Items from a data source

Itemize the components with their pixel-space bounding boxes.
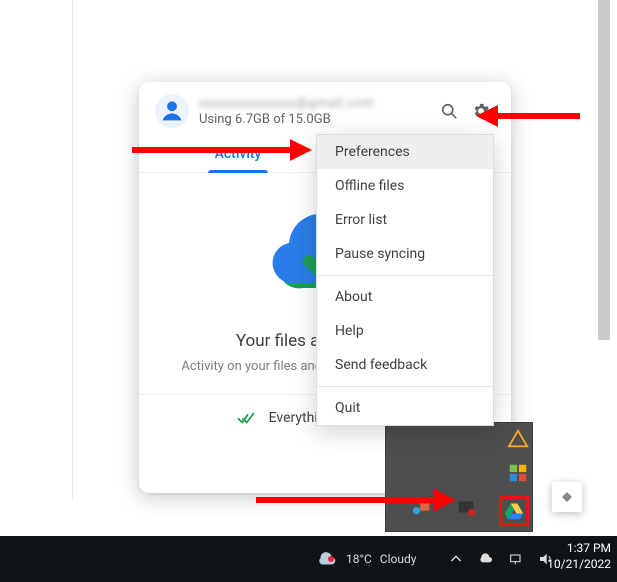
menu-error-list[interactable]: Error list <box>317 203 493 237</box>
window-grip[interactable] <box>552 482 582 512</box>
tray-chevron[interactable] <box>448 551 464 567</box>
user-icon <box>158 97 186 125</box>
weather-temp: 18°C <box>346 552 372 566</box>
avatar[interactable] <box>155 94 189 128</box>
clock-time: 1:37 PM <box>547 540 611 556</box>
system-tray-flyout <box>385 422 533 532</box>
menu-about[interactable]: About <box>317 280 493 314</box>
taskbar-clock[interactable]: 1:37 PM 10/21/2022 <box>547 540 611 572</box>
menu-separator <box>317 275 493 276</box>
panel-header: xxxxxxxxxxxxxx@gmail.com Using 6.7GB of … <box>139 82 511 136</box>
network-icon <box>508 551 524 567</box>
cloud-icon <box>478 551 494 567</box>
weather-cloud-icon <box>316 548 338 570</box>
double-check-icon <box>237 409 255 427</box>
network-tray[interactable] <box>508 551 524 567</box>
grip-icon <box>560 490 574 504</box>
menu-separator <box>317 386 493 387</box>
tray-drive-icon-highlighted[interactable] <box>499 496 529 526</box>
taskbar-weather[interactable]: 18°C Cloudy <box>316 536 416 582</box>
tray-app-icon-1[interactable] <box>507 428 529 450</box>
windows-taskbar[interactable]: 18°C Cloudy 1:37 PM 10/21/2022 <box>0 536 617 582</box>
scrollbar[interactable] <box>598 0 610 340</box>
taskbar-status-icons <box>448 536 554 582</box>
account-email: xxxxxxxxxxxxxx@gmail.com <box>199 96 433 111</box>
onedrive-tray[interactable] <box>478 551 494 567</box>
windows-security-icon <box>507 462 529 484</box>
menu-send-feedback[interactable]: Send feedback <box>317 348 493 382</box>
chevron-up-icon <box>448 551 464 567</box>
settings-menu: Preferences Offline files Error list Pau… <box>316 134 494 426</box>
tray-security-icon[interactable] <box>507 462 529 484</box>
annotation-arrow-tray <box>256 488 456 512</box>
page-rule <box>72 0 73 500</box>
search-icon <box>439 101 459 121</box>
menu-preferences[interactable]: Preferences <box>317 135 493 169</box>
tray-app-icon-4[interactable] <box>455 496 477 518</box>
storage-usage: Using 6.7GB of 15.0GB <box>199 112 433 127</box>
account-info: xxxxxxxxxxxxxx@gmail.com Using 6.7GB of … <box>199 96 433 127</box>
menu-help[interactable]: Help <box>317 314 493 348</box>
annotation-arrow-preferences <box>132 138 312 162</box>
weather-condition: Cloudy <box>380 552 417 566</box>
search-button[interactable] <box>433 95 465 127</box>
generic-tray-icon <box>455 496 477 518</box>
menu-offline-files[interactable]: Offline files <box>317 169 493 203</box>
google-drive-icon <box>504 501 524 521</box>
notification-dot <box>328 556 334 562</box>
clock-date: 10/21/2022 <box>547 556 611 572</box>
annotation-arrow-gear <box>476 104 580 128</box>
triangle-icon <box>507 428 529 450</box>
menu-pause-syncing[interactable]: Pause syncing <box>317 237 493 271</box>
menu-quit[interactable]: Quit <box>317 391 493 425</box>
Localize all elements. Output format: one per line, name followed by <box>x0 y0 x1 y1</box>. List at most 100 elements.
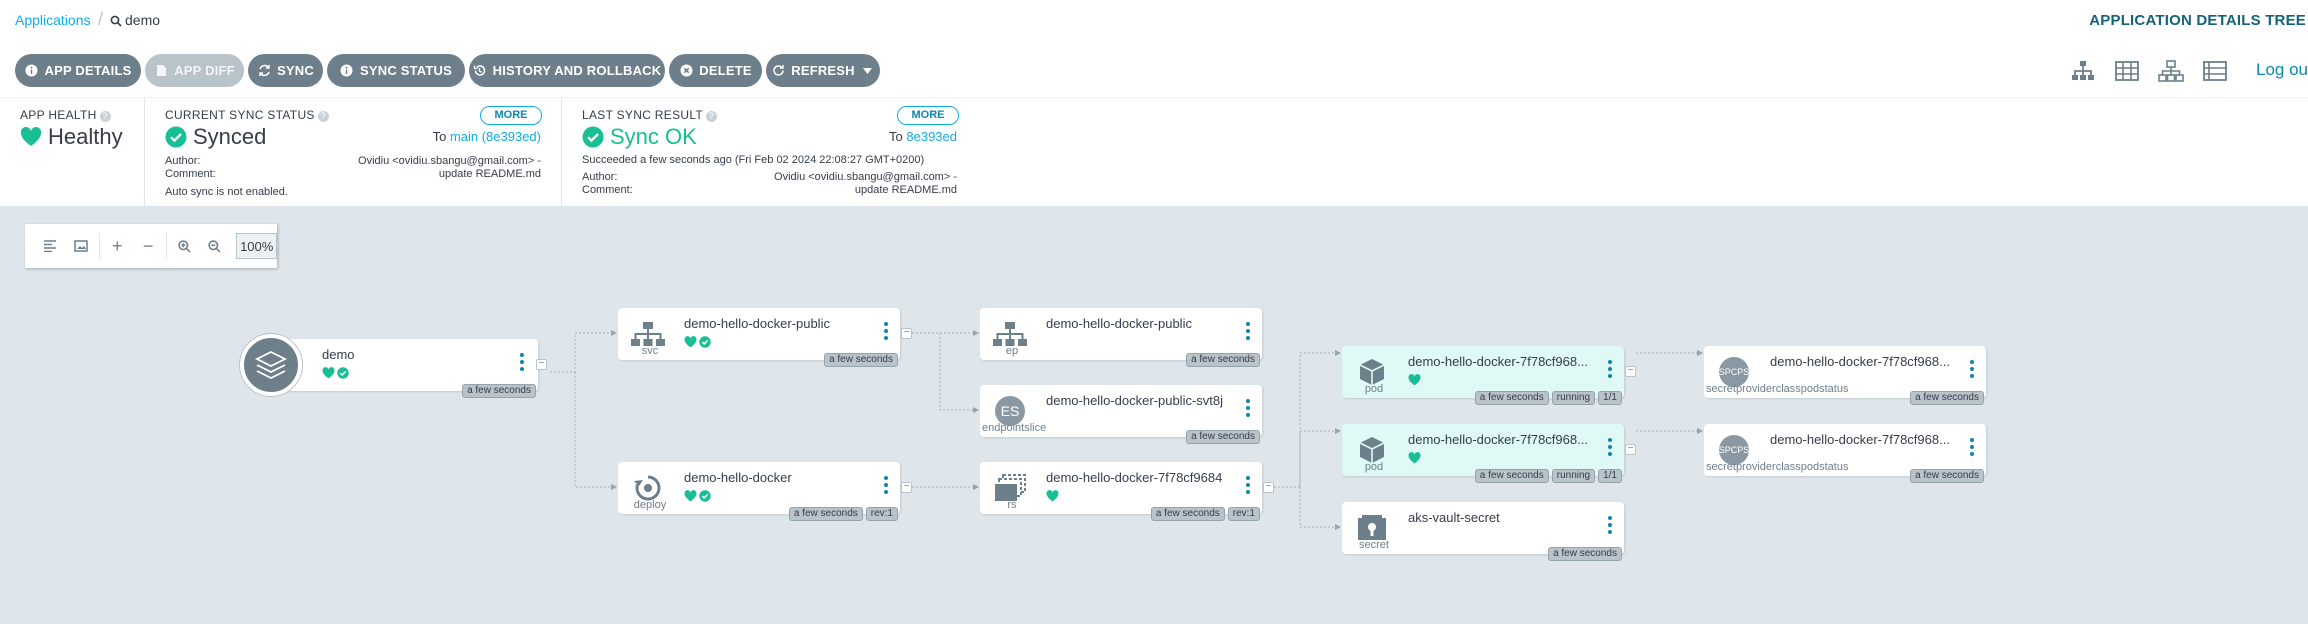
age-tag: a few seconds <box>788 507 863 521</box>
node-kind: deploy <box>633 499 667 511</box>
current-sync-to-label: To <box>432 129 447 144</box>
check-circle-icon <box>337 367 349 379</box>
delete-button[interactable]: DELETE <box>669 54 762 87</box>
heart-icon <box>684 336 697 348</box>
status-tag: running <box>1551 469 1596 483</box>
collapse-toggle[interactable]: − <box>536 359 547 370</box>
secretproviderclasspodstatus-node[interactable]: SPCPS secretproviderclasspodstatus demo-… <box>1704 424 1986 483</box>
age-tag: a few seconds <box>1910 391 1984 405</box>
node-menu-icon[interactable] <box>1244 476 1252 494</box>
delete-icon <box>679 64 693 78</box>
app-health-title: APP HEALTH? <box>20 108 111 122</box>
logout-link[interactable]: Log ou <box>2256 60 2308 80</box>
app-node-name: demo <box>322 347 355 362</box>
history-rollback-label: HISTORY AND ROLLBACK <box>492 63 662 78</box>
node-kind: rs <box>1007 499 1017 511</box>
age-tag: a few seconds <box>1474 469 1549 483</box>
last-sync-more-button[interactable]: MORE <box>897 106 959 125</box>
history-rollback-button[interactable]: HISTORY AND ROLLBACK <box>469 54 665 87</box>
age-tag: a few seconds <box>1910 469 1984 483</box>
deployment-node[interactable]: deploy demo-hello-docker a few seconds re… <box>618 462 912 521</box>
help-icon[interactable]: ? <box>317 111 329 122</box>
status-panel: APP HEALTH? Healthy CURRENT SYNC STATUS?… <box>0 97 2308 208</box>
app-details-button[interactable]: APP DETAILS <box>15 54 141 87</box>
app-diff-button[interactable]: APP DIFF <box>145 54 244 87</box>
breadcrumb-current[interactable]: demo <box>110 12 160 28</box>
node-menu-icon[interactable] <box>518 353 526 371</box>
node-status <box>1408 452 1421 464</box>
secretproviderclasspodstatus-node[interactable]: SPCPS secretproviderclasspodstatus demo-… <box>1704 346 1986 405</box>
current-sync-revision-link[interactable]: main (8e393ed) <box>450 129 541 144</box>
node-menu-icon[interactable] <box>1968 438 1976 456</box>
endpoints-node[interactable]: ep demo-hello-docker-public a few second… <box>980 308 1262 367</box>
refresh-button[interactable]: REFRESH <box>766 54 880 87</box>
view-switcher <box>2070 60 2228 82</box>
network-view-icon[interactable] <box>2158 60 2184 82</box>
node-status <box>1046 490 1059 502</box>
node-menu-icon[interactable] <box>882 476 890 494</box>
node-kind: pod <box>1364 461 1384 473</box>
app-health-title-text: APP HEALTH <box>20 108 97 122</box>
last-sync-comment: update README.md <box>854 184 957 196</box>
search-icon <box>110 15 122 27</box>
page-title: APPLICATION DETAILS TREE <box>2089 12 2306 29</box>
node-kind: ep <box>1005 345 1019 357</box>
sync-status-label: SYNC STATUS <box>359 63 452 78</box>
node-kind: secretproviderclasspodstatus <box>1706 461 1849 473</box>
collapse-toggle[interactable]: − <box>901 482 912 493</box>
collapse-toggle[interactable]: − <box>1263 482 1274 493</box>
node-tags: a few seconds rev:1 <box>788 507 898 521</box>
node-name: demo-hello-docker-7f78cf9684 <box>1046 470 1223 485</box>
sync-label: SYNC <box>277 63 314 78</box>
node-menu-icon[interactable] <box>1968 360 1976 378</box>
node-menu-icon[interactable] <box>1244 399 1252 417</box>
last-sync-revision-link[interactable]: 8e393ed <box>906 129 957 144</box>
current-sync-section: CURRENT SYNC STATUS? MORE Synced To main… <box>144 98 561 208</box>
collapse-toggle[interactable]: − <box>1625 444 1636 455</box>
node-menu-icon[interactable] <box>882 322 890 340</box>
endpointslice-node[interactable]: ES endpointslice demo-hello-docker-publi… <box>980 385 1262 444</box>
collapse-toggle[interactable]: − <box>901 328 912 339</box>
node-tags: a few seconds <box>1910 469 1984 483</box>
secret-node[interactable]: secret aks-vault-secret a few seconds <box>1342 502 1624 561</box>
ready-tag: 1/1 <box>1598 469 1622 483</box>
info-icon <box>340 64 354 78</box>
list-view-icon[interactable] <box>2202 60 2228 82</box>
node-menu-icon[interactable] <box>1244 322 1252 340</box>
node-status <box>1408 374 1421 386</box>
replicaset-node[interactable]: rs demo-hello-docker-7f78cf9684 a few se… <box>980 462 1274 521</box>
current-sync-more-button[interactable]: MORE <box>480 106 542 125</box>
heart-icon <box>1408 374 1421 386</box>
app-node-status <box>322 367 349 379</box>
app-root-node[interactable]: demo a few seconds − <box>240 334 547 398</box>
node-name: aks-vault-secret <box>1408 510 1500 525</box>
node-kind: pod <box>1364 383 1384 395</box>
age-tag: a few seconds <box>1186 353 1260 367</box>
node-tags: a few seconds <box>462 384 536 398</box>
help-icon[interactable]: ? <box>706 111 718 122</box>
node-tags: a few seconds running 1/1 <box>1474 391 1622 405</box>
sync-status-button[interactable]: SYNC STATUS <box>327 54 465 87</box>
app-diff-label: APP DIFF <box>174 63 235 78</box>
sync-button[interactable]: SYNC <box>248 54 323 87</box>
breadcrumb-current-label: demo <box>125 12 161 28</box>
pod-node[interactable]: pod demo-hello-docker-7f78cf968... a few… <box>1342 346 1636 405</box>
node-menu-icon[interactable] <box>1606 360 1614 378</box>
revision-tag: rev:1 <box>865 507 898 521</box>
node-menu-icon[interactable] <box>1606 516 1614 534</box>
resource-tree-graph[interactable]: + − 100% demo a few seconds − svc demo-h… <box>0 207 2308 624</box>
last-sync-section: LAST SYNC RESULT? MORE Sync OK To 8e393e… <box>561 98 961 208</box>
tree-view-icon[interactable] <box>2070 60 2096 82</box>
node-menu-icon[interactable] <box>1606 438 1614 456</box>
pods-view-icon[interactable] <box>2114 60 2140 82</box>
collapse-toggle[interactable]: − <box>1625 366 1636 377</box>
service-node[interactable]: svc demo-hello-docker-public a few secon… <box>618 308 912 367</box>
node-tags: a few seconds rev:1 <box>1150 507 1260 521</box>
node-name: demo-hello-docker <box>684 470 792 485</box>
help-icon[interactable]: ? <box>99 111 111 122</box>
breadcrumb-applications-link[interactable]: Applications <box>15 12 91 28</box>
node-status <box>684 336 711 348</box>
ready-tag: 1/1 <box>1598 391 1622 405</box>
pod-node[interactable]: pod demo-hello-docker-7f78cf968... a few… <box>1342 424 1636 483</box>
toolbar: APP DETAILS APP DIFF SYNC SYNC STATUS HI… <box>0 50 2308 96</box>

- [The request] Repeat everything in the listing from the line containing "age-tag: a few seconds <box>788" down to the line containing "delete-icon <box>679 64 693 78</box>", with both of those lines included.

- [Reply]
age-tag: a few seconds <box>788 507 863 521</box>
node-kind: deploy <box>633 499 667 511</box>
current-sync-to-label: To <box>432 129 447 144</box>
check-circle-icon <box>337 367 349 379</box>
delete-button[interactable]: DELETE <box>669 54 762 87</box>
heart-icon <box>684 336 697 348</box>
status-tag: running <box>1551 469 1596 483</box>
collapse-toggle[interactable]: − <box>536 359 547 370</box>
secretproviderclasspodstatus-node[interactable]: SPCPS secretproviderclasspodstatus demo-… <box>1704 424 1986 483</box>
age-tag: a few seconds <box>1910 391 1984 405</box>
node-menu-icon[interactable] <box>1244 476 1252 494</box>
delete-icon <box>679 64 693 78</box>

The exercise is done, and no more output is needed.